→ Problem description
Exclude images, then output the remaining data verbatim.
# Start of Data provided
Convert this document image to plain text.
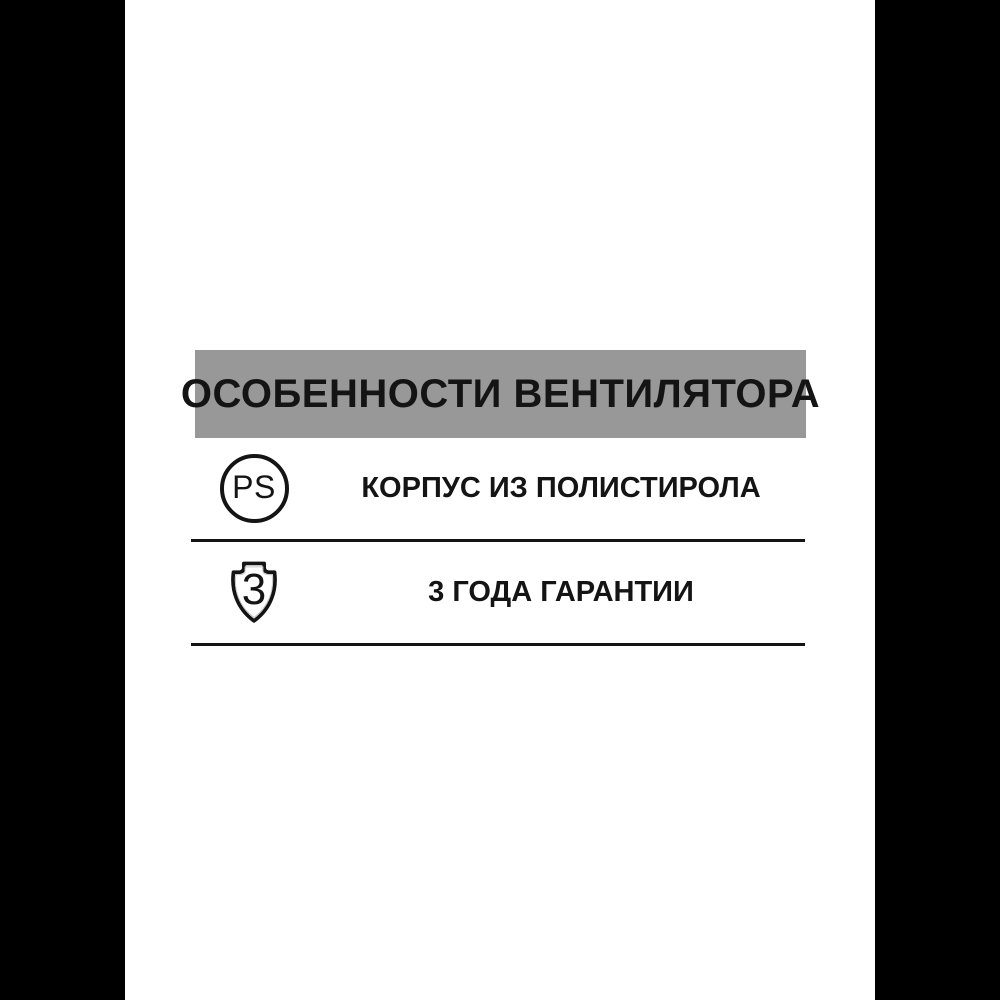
ОСОБЕННОСТИ ВЕНТИЛЯТОРА
PS	КОРПУС ИЗ ПОЛИСТИРОЛА
3	3 ГОДА ГАРАНТИИ
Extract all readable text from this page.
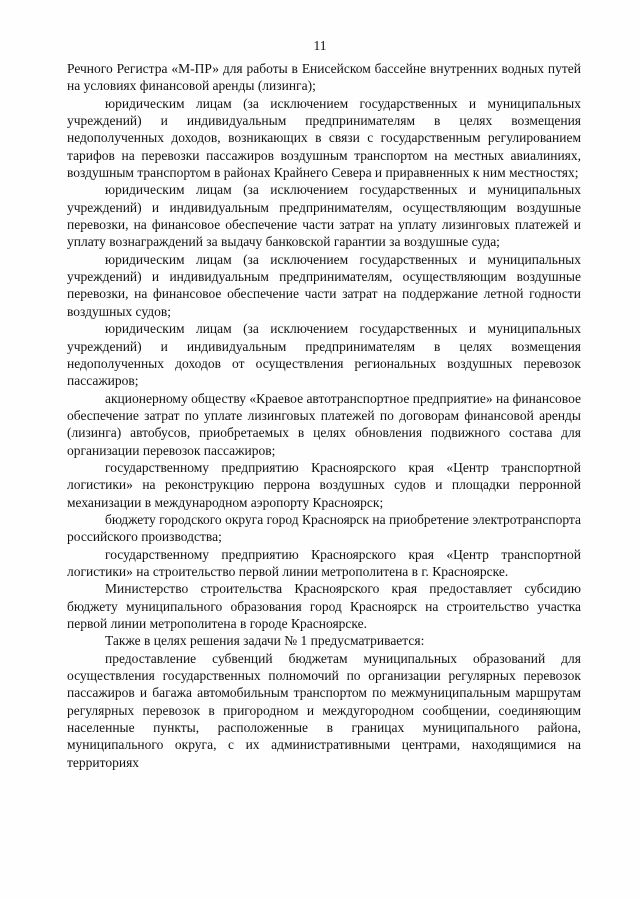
11

Речного Регистра «М-ПР» для работы в Енисейском бассейне внутренних водных путей на условиях финансовой аренды (лизинга);

юридическим лицам (за исключением государственных и муниципальных учреждений) и индивидуальным предпринимателям в целях возмещения недополученных доходов, возникающих в связи с государственным регулированием тарифов на перевозки пассажиров воздушным транспортом на местных авиалиниях, воздушным транспортом в районах Крайнего Севера и приравненных к ним местностях;

юридическим лицам (за исключением государственных и муниципальных учреждений) и индивидуальным предпринимателям, осуществляющим воздушные перевозки, на финансовое обеспечение части затрат на уплату лизинговых платежей и уплату вознаграждений за выдачу банковской гарантии за воздушные суда;

юридическим лицам (за исключением государственных и муниципальных учреждений) и индивидуальным предпринимателям, осуществляющим воздушные перевозки, на финансовое обеспечение части затрат на поддержание летной годности воздушных судов;

юридическим лицам (за исключением государственных и муниципальных учреждений) и индивидуальным предпринимателям в целях возмещения недополученных доходов от осуществления региональных воздушных перевозок пассажиров;

акционерному обществу «Краевое автотранспортное предприятие» на финансовое обеспечение затрат по уплате лизинговых платежей по договорам финансовой аренды (лизинга) автобусов, приобретаемых в целях обновления подвижного состава для организации перевозок пассажиров;

государственному предприятию Красноярского края «Центр транспортной логистики» на реконструкцию перрона воздушных судов и площадки перронной механизации в международном аэропорту Красноярск;

бюджету городского округа город Красноярск на приобретение электротранспорта российского производства;

государственному предприятию Красноярского края «Центр транспортной логистики» на строительство первой линии метрополитена в г. Красноярске.

Министерство строительства Красноярского края предоставляет субсидию бюджету муниципального образования город Красноярск на строительство участка первой линии метрополитена в городе Красноярске.

Также в целях решения задачи № 1 предусматривается:

предоставление субвенций бюджетам муниципальных образований для осуществления государственных полномочий по организации регулярных перевозок пассажиров и багажа автомобильным транспортом по межмуниципальным маршрутам регулярных перевозок в пригородном и междугородном сообщении, соединяющим населенные пункты, расположенные в границах муниципального района, муниципального округа, с их административными центрами, находящимися на территориях
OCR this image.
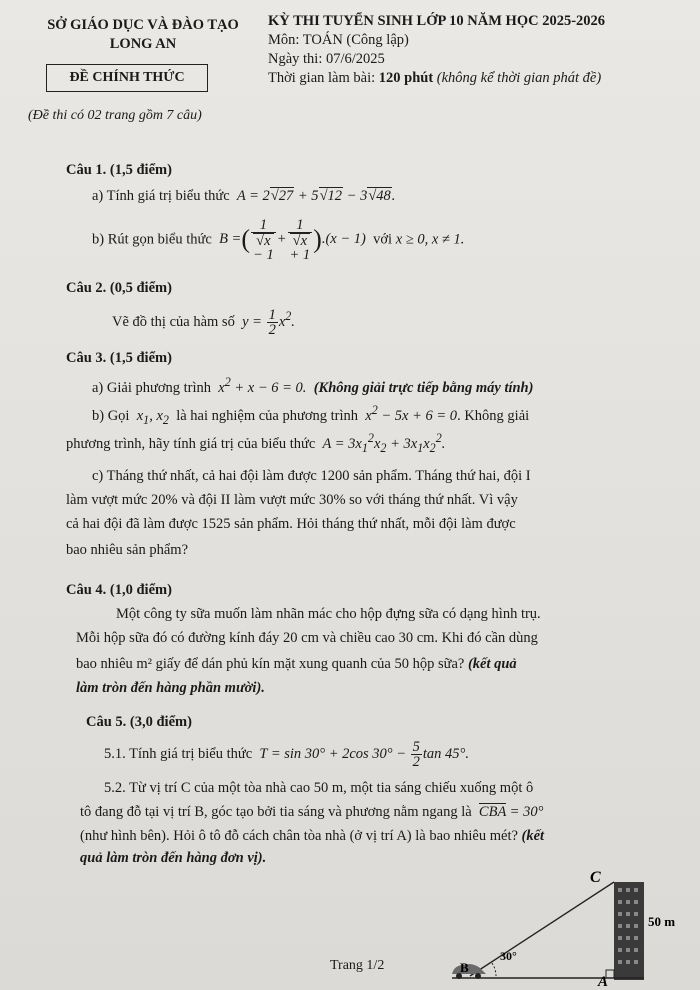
SỞ GIÁO DỤC VÀ ĐÀO TẠO
LONG AN
ĐỀ CHÍNH THỨC
(Đề thi có 02 trang gồm 7 câu)
KỲ THI TUYỂN SINH LỚP 10 NĂM HỌC 2025-2026
Môn: TOÁN (Công lập)
Ngày thi: 07/6/2025
Thời gian làm bài: 120 phút (không kể thời gian phát đề)
Câu 1. (1,5 điểm)
a) Tính giá trị biểu thức  A = 2√27 + 5√12 − 3√48.
b) Rút gọn biểu thức  B =( 1
√x
− 1 + 1
√x
+ 1 ).(x − 1) với x ≥ 0, x ≠ 1.
Câu 2. (0,5 điểm)
Vẽ đồ thị của hàm số  $y = \frac{1}{2} x^2$.
Câu 3. (1,5 điểm)
a) Giải phương trình  $x^2 + x - 6 = 0$. (Không giải trực tiếp bằng máy tính)
b) Gọi  $x_1$, $x_2$ là hai nghiệm của phương trình  $x^2 - 5x + 6 = 0$. Không giải
phương trình, hãy tính giá trị của biểu thức  $A = 3x_1^2x_2 + 3x_1x_2^2$.
c) Tháng thứ nhất, cả hai đội làm được 1200 sản phẩm. Tháng thứ hai, đội I
làm vượt mức 20% và đội II làm vượt mức 30% so với tháng thứ nhất. Vì vậy
cả hai đội đã làm được 1525 sản phẩm. Hỏi tháng thứ nhất, mỗi đội làm được
bao nhiêu sản phẩm?
Câu 4. (1,0 điểm)
Một công ty sữa muốn làm nhãn mác cho hộp đựng sữa có dạng hình trụ.
Mỗi hộp sữa đó có đường kính đáy 20 cm và chiều cao 30 cm. Khi đó cần dùng
bao nhiêu m² giấy để dán phủ kín mặt xung quanh của 50 hộp sữa? (kết quả
làm tròn đến hàng phần mười).
Câu 5. (3,0 điểm)
5.1. Tính giá trị biểu thức  T = sin 30° + 2cos $30^\circ - \frac{5}{2}$ tan 45°.
5.2. Từ vị trí C của một tòa nhà cao 50 m, một tia sáng chiếu xuống một ô
tô đang đỗ tại vị trí B, góc tạo bởi tia sáng và phương nằm ngang là CBA = 30°
(như hình bên). Hỏi ô tô đỗ cách chân tòa nhà (ở vị trí A) là bao nhiêu mét? (kết
quả làm tròn đến hàng đơn vị).
C
B
A
50 m
30°
Trang 1/2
# End of Data provided
→ Response
Convert this document image to plain text.
ОСОБЕННОСТИ ВЕНТИЛЯТОРА
PS	КОРПУС ИЗ ПОЛИСТИРОЛА
3	3 ГОДА ГАРАНТИИ
Extract all readable text from this page.
11

Речного Регистра «М-ПР» для работы в Енисейском бассейне внутренних водных путей на условиях финансовой аренды (лизинга);

юридическим лицам (за исключением государственных и муниципальных учреждений) и индивидуальным предпринимателям в целях возмещения недополученных доходов, возникающих в связи с государственным регулированием тарифов на перевозки пассажиров воздушным транспортом на местных авиалиниях, воздушным транспортом в районах Крайнего Севера и приравненных к ним местностях;

юридическим лицам (за исключением государственных и муниципальных учреждений) и индивидуальным предпринимателям, осуществляющим воздушные перевозки, на финансовое обеспечение части затрат на уплату лизинговых платежей и уплату вознаграждений за выдачу банковской гарантии за воздушные суда;

юридическим лицам (за исключением государственных и муниципальных учреждений) и индивидуальным предпринимателям, осуществляющим воздушные перевозки, на финансовое обеспечение части затрат на поддержание летной годности воздушных судов;

юридическим лицам (за исключением государственных и муниципальных учреждений) и индивидуальным предпринимателям в целях возмещения недополученных доходов от осуществления региональных воздушных перевозок пассажиров;

акционерному обществу «Краевое автотранспортное предприятие» на финансовое обеспечение затрат по уплате лизинговых платежей по договорам финансовой аренды (лизинга) автобусов, приобретаемых в целях обновления подвижного состава для организации перевозок пассажиров;

государственному предприятию Красноярского края «Центр транспортной логистики» на реконструкцию перрона воздушных судов и площадки перронной механизации в международном аэропорту Красноярск;

бюджету городского округа город Красноярск на приобретение электротранспорта российского производства;

государственному предприятию Красноярского края «Центр транспортной логистики» на строительство первой линии метрополитена в г. Красноярске.

Министерство строительства Красноярского края предоставляет субсидию бюджету муниципального образования город Красноярск на строительство участка первой линии метрополитена в городе Красноярске.

Также в целях решения задачи № 1 предусматривается:

предоставление субвенций бюджетам муниципальных образований для осуществления государственных полномочий по организации регулярных перевозок пассажиров и багажа автомобильным транспортом по межмуниципальным маршрутам регулярных перевозок в пригородном и междугородном сообщении, соединяющим населенные пункты, расположенные в границах муниципального района, муниципального округа, с их административными центрами, находящимися на территориях
OCR this image.
SỞ GIÁO DỤC VÀ ĐÀO TẠO
LONG AN
ĐỀ CHÍNH THỨC
(Đề thi có 02 trang gồm 7 câu)
KỲ THI TUYỂN SINH LỚP 10 NĂM HỌC 2025-2026
Môn: TOÁN (Công lập)
Ngày thi: 07/6/2025
Thời gian làm bài: 120 phút (không kể thời gian phát đề)
Câu 1. (1,5 điểm)
a) Tính giá trị biểu thức  A = 2√27 + 5√12 − 3√48.
b) Rút gọn biểu thức  B =( 1
√x
− 1 + 1
√x
+ 1 ).(x − 1) với x ≥ 0, x ≠ 1.
Câu 2. (0,5 điểm)
Vẽ đồ thị của hàm số  $y = \frac{1}{2} x^2$.
Câu 3. (1,5 điểm)
a) Giải phương trình  $x^2 + x - 6 = 0$. (Không giải trực tiếp bằng máy tính)
b) Gọi  $x_1$, $x_2$ là hai nghiệm của phương trình  $x^2 - 5x + 6 = 0$. Không giải
phương trình, hãy tính giá trị của biểu thức  $A = 3x_1^2x_2 + 3x_1x_2^2$.
c) Tháng thứ nhất, cả hai đội làm được 1200 sản phẩm. Tháng thứ hai, đội I
làm vượt mức 20% và đội II làm vượt mức 30% so với tháng thứ nhất. Vì vậy
cả hai đội đã làm được 1525 sản phẩm. Hỏi tháng thứ nhất, mỗi đội làm được
bao nhiêu sản phẩm?
Câu 4. (1,0 điểm)
Một công ty sữa muốn làm nhãn mác cho hộp đựng sữa có dạng hình trụ.
Mỗi hộp sữa đó có đường kính đáy 20 cm và chiều cao 30 cm. Khi đó cần dùng
bao nhiêu m² giấy để dán phủ kín mặt xung quanh của 50 hộp sữa? (kết quả
làm tròn đến hàng phần mười).
Câu 5. (3,0 điểm)
5.1. Tính giá trị biểu thức  T = sin 30° + 2cos $30^\circ - \frac{5}{2}$ tan 45°.
5.2. Từ vị trí C của một tòa nhà cao 50 m, một tia sáng chiếu xuống một ô
tô đang đỗ tại vị trí B, góc tạo bởi tia sáng và phương nằm ngang là CBA = 30°
(như hình bên). Hỏi ô tô đỗ cách chân tòa nhà (ở vị trí A) là bao nhiêu mét? (kết
quả làm tròn đến hàng đơn vị).
C
B
A
50 m
30°
Trang 1/2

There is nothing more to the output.